Figure data in JSON

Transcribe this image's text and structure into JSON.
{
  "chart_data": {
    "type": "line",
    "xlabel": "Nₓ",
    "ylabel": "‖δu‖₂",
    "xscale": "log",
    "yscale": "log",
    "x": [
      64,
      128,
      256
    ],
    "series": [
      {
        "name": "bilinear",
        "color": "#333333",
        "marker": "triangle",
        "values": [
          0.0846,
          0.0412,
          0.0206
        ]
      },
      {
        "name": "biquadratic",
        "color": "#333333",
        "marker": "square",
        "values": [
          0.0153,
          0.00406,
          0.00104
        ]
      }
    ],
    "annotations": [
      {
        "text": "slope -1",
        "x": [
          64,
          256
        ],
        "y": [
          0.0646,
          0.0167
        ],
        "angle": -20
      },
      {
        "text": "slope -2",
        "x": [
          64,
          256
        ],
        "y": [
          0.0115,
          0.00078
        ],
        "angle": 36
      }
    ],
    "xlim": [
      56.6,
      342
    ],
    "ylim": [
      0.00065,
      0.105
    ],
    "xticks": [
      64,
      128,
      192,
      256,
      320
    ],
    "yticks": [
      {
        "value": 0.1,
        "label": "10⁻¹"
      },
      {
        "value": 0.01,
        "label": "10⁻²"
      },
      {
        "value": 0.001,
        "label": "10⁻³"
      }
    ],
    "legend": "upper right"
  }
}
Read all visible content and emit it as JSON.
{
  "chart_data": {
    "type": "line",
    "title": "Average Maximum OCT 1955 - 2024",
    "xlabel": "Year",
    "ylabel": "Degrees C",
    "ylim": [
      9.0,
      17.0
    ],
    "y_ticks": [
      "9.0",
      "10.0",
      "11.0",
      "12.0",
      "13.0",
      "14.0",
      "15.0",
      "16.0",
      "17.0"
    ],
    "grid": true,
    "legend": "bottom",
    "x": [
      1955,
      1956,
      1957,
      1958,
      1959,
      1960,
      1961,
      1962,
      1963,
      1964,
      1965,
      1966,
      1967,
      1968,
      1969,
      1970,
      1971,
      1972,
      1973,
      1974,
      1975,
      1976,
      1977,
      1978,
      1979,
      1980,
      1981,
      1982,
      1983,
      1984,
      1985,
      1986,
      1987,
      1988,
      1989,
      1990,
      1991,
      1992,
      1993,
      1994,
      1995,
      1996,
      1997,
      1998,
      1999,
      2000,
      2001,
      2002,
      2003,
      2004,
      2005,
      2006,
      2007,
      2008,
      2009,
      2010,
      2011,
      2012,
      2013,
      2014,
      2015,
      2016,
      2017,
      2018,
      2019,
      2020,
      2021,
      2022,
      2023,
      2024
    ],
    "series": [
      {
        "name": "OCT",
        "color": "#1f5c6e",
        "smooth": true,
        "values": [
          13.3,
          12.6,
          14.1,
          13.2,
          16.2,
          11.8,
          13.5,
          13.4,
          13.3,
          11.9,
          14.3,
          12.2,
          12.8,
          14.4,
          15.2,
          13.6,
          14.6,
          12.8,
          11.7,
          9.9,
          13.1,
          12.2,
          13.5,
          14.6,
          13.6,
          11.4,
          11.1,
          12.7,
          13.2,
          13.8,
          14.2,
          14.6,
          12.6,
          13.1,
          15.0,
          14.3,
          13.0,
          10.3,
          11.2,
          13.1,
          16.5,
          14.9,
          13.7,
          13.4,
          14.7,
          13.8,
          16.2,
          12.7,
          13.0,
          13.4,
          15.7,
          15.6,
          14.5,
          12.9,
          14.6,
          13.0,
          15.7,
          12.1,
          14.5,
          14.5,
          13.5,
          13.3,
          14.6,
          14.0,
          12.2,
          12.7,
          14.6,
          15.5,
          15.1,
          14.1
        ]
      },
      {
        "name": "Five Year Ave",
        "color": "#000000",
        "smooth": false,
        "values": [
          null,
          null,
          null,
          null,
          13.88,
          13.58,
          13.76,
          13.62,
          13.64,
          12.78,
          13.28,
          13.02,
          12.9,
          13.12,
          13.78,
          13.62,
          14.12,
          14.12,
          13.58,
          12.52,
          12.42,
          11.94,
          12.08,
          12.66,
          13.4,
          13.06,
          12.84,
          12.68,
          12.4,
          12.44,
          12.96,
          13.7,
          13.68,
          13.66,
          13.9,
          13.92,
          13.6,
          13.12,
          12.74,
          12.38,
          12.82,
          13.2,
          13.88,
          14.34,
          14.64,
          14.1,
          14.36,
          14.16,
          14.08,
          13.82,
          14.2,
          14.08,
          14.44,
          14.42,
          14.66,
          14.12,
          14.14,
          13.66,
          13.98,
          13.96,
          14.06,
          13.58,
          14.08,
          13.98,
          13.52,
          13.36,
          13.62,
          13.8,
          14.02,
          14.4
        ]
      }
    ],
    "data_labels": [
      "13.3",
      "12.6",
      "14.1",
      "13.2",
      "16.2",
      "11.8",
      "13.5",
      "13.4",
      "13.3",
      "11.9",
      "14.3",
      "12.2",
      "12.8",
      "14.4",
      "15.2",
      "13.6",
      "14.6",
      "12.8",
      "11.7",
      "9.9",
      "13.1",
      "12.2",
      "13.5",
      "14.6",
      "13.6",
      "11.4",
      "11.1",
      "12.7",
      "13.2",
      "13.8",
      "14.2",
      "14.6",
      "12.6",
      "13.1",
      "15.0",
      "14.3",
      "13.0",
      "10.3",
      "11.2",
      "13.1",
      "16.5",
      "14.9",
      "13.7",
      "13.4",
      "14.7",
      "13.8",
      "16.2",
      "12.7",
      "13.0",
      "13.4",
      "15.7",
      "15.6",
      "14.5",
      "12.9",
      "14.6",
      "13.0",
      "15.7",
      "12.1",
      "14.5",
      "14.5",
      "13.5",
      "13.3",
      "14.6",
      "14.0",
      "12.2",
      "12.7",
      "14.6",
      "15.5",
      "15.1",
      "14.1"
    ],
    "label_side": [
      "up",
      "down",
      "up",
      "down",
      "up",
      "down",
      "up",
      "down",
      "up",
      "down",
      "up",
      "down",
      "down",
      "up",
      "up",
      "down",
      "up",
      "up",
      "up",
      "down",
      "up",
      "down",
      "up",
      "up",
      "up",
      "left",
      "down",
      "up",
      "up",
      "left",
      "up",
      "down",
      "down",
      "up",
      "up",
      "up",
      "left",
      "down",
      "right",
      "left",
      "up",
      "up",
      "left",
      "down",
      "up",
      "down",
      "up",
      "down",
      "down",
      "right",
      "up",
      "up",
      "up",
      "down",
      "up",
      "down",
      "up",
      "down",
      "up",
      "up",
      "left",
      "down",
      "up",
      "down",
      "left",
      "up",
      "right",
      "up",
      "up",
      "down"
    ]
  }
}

> **Short task**: Find each line in the records holding the string "name" and show it.

> **Reply**:
        "name": "bilinear",
        "name": "biquadratic",
        "name": "OCT",
        "name": "Five Year Ave",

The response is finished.